**What the task requires**
Determine the number of lines containing the word "مسافرلرى", and state that figure alone.

**Information shown**
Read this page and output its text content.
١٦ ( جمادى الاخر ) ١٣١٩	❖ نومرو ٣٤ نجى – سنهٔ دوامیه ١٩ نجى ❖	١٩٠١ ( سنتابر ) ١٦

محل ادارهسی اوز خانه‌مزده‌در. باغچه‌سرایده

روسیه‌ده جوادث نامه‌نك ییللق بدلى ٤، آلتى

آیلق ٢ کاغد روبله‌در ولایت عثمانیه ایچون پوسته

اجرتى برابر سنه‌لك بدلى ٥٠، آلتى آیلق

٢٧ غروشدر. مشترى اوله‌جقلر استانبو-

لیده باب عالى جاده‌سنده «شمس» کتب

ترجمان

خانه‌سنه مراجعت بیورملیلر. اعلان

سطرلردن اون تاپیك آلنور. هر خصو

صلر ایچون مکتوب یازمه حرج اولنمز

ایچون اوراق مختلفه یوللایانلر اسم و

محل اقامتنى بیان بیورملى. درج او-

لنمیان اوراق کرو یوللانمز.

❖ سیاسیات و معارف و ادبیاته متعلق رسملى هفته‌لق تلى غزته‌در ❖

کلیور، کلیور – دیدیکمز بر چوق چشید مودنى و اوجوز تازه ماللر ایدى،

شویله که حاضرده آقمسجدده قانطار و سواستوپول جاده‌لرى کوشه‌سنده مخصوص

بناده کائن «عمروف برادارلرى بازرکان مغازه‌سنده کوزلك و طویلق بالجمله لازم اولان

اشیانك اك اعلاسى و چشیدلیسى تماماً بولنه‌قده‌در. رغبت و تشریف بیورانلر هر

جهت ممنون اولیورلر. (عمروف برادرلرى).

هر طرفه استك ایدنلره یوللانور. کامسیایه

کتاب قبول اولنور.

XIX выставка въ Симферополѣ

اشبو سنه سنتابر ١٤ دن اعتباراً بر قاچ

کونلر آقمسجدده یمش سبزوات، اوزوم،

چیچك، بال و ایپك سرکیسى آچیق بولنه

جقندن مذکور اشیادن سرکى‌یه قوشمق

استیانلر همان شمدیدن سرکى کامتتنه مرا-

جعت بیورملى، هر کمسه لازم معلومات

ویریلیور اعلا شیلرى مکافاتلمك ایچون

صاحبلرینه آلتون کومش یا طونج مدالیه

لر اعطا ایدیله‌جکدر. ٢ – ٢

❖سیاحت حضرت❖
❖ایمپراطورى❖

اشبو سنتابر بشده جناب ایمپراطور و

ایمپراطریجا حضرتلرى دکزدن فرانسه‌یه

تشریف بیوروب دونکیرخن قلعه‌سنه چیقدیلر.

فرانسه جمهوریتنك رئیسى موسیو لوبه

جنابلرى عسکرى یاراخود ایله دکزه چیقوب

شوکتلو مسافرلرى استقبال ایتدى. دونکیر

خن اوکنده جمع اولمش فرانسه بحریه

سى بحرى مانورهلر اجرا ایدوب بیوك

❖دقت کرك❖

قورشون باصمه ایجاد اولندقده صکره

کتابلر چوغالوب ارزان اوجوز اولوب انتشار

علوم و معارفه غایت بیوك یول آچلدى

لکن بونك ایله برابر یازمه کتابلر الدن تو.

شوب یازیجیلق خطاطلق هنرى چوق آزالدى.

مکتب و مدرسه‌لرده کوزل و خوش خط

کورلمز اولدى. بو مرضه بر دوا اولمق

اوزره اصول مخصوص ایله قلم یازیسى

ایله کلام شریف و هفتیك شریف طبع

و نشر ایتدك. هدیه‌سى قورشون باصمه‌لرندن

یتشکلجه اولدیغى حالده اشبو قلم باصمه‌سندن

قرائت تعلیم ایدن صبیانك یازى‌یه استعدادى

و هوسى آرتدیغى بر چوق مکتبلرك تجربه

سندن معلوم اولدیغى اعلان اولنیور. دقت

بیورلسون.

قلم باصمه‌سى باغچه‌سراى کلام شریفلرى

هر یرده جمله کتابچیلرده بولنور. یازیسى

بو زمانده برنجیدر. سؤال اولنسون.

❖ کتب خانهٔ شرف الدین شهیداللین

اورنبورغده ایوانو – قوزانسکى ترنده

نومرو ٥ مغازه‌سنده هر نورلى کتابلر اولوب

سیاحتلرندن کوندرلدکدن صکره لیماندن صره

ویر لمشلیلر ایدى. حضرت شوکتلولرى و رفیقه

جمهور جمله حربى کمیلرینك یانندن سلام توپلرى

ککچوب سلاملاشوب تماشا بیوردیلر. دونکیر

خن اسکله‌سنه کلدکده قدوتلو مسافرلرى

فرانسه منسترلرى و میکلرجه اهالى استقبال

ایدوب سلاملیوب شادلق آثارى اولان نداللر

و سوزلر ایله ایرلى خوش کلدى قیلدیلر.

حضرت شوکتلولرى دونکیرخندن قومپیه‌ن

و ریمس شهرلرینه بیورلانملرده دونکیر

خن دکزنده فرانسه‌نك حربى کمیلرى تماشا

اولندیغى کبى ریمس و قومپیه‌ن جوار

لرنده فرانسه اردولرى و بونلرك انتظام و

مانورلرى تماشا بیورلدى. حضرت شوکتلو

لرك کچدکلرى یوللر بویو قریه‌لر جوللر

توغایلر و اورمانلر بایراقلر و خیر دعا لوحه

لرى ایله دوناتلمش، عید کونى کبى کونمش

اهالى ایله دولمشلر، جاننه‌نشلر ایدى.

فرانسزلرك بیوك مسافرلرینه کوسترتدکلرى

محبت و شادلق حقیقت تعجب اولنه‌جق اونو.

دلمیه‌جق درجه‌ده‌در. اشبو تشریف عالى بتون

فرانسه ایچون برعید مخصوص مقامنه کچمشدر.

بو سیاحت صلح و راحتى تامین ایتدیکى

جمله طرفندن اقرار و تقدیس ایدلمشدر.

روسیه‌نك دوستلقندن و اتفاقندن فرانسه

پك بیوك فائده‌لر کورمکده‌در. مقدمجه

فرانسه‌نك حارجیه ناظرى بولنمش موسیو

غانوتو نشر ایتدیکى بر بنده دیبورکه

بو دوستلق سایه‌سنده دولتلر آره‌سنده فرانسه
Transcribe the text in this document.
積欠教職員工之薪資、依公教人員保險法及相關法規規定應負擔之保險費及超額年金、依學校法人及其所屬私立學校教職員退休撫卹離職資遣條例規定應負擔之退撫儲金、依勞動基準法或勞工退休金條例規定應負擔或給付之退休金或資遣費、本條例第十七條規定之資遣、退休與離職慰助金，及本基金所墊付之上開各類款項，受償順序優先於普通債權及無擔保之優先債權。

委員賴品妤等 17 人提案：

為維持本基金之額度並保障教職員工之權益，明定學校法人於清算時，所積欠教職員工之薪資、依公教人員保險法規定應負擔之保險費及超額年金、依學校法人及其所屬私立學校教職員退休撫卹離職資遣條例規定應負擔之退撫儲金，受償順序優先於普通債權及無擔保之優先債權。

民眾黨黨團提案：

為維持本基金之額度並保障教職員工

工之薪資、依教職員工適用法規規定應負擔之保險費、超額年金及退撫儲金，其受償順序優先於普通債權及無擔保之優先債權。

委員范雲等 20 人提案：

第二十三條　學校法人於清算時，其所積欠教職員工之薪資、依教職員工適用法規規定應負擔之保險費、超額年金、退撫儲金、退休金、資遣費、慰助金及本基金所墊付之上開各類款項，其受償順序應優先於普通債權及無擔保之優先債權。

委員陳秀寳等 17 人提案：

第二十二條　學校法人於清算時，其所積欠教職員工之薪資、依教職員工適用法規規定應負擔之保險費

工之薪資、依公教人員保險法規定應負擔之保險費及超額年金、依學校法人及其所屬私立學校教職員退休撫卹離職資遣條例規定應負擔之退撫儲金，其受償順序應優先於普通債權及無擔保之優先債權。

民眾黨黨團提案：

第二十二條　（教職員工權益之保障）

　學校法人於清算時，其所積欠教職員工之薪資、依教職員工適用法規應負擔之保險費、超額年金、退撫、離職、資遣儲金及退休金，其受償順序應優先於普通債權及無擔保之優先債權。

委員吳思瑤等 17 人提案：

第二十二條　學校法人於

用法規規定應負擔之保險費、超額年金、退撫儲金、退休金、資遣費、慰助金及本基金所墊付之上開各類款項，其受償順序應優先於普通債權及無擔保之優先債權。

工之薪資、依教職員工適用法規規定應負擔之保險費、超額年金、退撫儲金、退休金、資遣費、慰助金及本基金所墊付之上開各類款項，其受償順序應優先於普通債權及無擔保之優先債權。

**Result**
2